> _O que fazer_
Reproduza literalmente a parte do texto sobre Quirino Dias Apinajé que começa com as palavras contendo "No dia 16 de" e termina com "à sua casa.".

> _Trecho da página_
******************************

23/02/2022

Ancestraliza Quirino Dias Apinajé, Katam Kaàk, liderança histórica do povo Apinajé do norte do Tocantins

Katam Kaàk, como é chamado pelo seu povo, foi uma das lideranças mais importantes, foi um “Guerreiro”, Pemp; a retomada e demarcação do território Apinajé estão entre suas principais lutas

Quirino e sua companheira, Iraídes, em 17 de janeiro de 2022. Foto: Oscar Wahnmë Apinajé

Por Ricardo Murakami, colaborador

No dia 16 de fevereiro de 2022 tudo parecia correr normalmente na aldeia. Filhos e filhas, netos e netas, sobrinhos e sobrinhas, amigos e amigas passaram pela casa do ancião Quirino e de sua esposa, Iraídes, para cumprimentá-los e dar “bom dia”, tomar um café ou fumar um cigarro com o casal. Juntos, consultaram Quirino sobre a roça, sobre a organização das atividades previstas para o dia, ouviram algumas histórias – ou, até mesmo, uma piada do velho Katam Kaàk – nome de Quirino na língua Apinajé. Era mais uma manhã como várias outras na Aldeia Prata. Durante a tarde, Quirino limpou seu terreiro. Mas, à noite, não houve conversa em frente à sua casa.

******************************

Dados de análise do layout da página:
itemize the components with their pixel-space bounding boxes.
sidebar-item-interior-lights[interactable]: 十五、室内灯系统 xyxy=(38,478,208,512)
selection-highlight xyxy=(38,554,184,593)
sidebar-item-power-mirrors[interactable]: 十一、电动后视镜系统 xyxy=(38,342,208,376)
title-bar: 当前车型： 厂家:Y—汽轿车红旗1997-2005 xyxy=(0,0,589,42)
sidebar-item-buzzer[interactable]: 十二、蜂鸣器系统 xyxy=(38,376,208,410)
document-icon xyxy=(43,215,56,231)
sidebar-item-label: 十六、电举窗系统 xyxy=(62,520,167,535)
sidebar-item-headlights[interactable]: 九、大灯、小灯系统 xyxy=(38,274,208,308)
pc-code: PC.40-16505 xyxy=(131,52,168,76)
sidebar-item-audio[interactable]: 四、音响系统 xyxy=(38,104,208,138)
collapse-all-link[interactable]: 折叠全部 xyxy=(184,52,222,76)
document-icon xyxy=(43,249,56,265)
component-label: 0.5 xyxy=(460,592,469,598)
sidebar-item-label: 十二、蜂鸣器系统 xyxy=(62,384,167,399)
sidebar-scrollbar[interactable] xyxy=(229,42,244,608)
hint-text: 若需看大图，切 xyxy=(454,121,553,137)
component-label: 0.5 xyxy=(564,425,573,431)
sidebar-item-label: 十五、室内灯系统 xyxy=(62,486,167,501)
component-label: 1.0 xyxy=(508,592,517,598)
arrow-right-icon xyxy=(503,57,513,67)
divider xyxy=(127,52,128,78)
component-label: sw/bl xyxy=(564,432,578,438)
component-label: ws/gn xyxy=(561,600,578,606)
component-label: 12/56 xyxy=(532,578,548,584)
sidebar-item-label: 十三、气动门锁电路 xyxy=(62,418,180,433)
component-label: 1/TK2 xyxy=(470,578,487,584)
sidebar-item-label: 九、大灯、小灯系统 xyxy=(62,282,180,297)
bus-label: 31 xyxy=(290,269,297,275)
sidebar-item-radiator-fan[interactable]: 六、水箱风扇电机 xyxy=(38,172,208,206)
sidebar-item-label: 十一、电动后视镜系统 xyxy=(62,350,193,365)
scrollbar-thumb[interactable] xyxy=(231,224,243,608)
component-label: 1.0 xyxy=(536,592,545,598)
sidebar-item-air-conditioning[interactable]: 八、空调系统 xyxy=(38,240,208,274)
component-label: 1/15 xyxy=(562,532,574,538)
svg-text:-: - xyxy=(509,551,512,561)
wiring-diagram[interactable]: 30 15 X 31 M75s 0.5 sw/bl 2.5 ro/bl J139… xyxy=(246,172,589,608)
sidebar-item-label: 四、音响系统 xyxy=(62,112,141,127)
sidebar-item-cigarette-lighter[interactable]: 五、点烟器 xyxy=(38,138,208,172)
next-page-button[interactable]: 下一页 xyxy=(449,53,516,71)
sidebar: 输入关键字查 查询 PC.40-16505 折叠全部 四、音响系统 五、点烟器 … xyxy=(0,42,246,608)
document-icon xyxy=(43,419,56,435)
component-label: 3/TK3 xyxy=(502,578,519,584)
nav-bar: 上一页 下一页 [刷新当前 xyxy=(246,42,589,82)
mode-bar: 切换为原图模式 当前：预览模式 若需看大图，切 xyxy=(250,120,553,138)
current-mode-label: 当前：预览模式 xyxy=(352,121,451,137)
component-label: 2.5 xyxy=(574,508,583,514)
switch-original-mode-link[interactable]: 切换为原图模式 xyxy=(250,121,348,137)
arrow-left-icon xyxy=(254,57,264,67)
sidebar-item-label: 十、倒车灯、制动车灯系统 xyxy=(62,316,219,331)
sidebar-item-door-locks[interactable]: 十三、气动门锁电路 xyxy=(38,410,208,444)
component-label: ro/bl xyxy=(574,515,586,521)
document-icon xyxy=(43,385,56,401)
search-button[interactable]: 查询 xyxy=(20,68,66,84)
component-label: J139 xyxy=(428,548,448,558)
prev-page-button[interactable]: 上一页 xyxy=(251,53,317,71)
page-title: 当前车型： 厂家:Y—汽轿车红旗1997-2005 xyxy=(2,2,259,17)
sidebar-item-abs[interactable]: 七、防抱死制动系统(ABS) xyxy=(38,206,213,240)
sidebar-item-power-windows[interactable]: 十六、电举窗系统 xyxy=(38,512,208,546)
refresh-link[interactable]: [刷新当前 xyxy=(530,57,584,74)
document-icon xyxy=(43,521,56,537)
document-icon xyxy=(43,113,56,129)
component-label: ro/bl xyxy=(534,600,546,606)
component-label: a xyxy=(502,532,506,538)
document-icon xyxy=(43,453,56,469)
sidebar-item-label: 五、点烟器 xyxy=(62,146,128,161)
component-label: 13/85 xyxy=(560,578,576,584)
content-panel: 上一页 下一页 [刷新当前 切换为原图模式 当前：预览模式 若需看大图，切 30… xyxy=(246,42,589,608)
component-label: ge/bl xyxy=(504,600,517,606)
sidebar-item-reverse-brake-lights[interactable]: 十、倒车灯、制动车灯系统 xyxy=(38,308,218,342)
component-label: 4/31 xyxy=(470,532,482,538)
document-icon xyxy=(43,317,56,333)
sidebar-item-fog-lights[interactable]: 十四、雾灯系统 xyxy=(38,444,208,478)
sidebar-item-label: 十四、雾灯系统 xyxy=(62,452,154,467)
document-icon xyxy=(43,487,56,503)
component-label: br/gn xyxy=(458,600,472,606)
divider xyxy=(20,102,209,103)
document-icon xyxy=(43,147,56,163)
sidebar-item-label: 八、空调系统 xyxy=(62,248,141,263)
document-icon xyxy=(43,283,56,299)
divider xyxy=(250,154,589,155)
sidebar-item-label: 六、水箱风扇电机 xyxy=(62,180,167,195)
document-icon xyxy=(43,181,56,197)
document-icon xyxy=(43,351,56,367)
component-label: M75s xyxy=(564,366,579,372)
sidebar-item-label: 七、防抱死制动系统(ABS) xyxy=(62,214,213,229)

******************************

> _Resposta escrita_
No dia 16 de fevereiro de 2022 tudo parecia correr normalmente na aldeia. Filhos e filhas, netos e netas, sobrinhos e sobrinhas, amigos e amigas passaram pela casa do ancião Quirino e de sua esposa, Iraídes, para cumprimentá-los e dar “bom dia”, tomar um café ou fumar um cigarro com o casal. Juntos, consultaram Quirino sobre a roça, sobre a organização das atividades previstas para o dia, ouviram algumas histórias – ou, até mesmo, uma piada do velho Katam Kaàk – nome de Quirino na língua Apinajé. Era mais uma manhã como várias outras na Aldeia Prata. Durante a tarde, Quirino limpou seu terreiro. Mas, à noite, não houve conversa em frente à sua casa.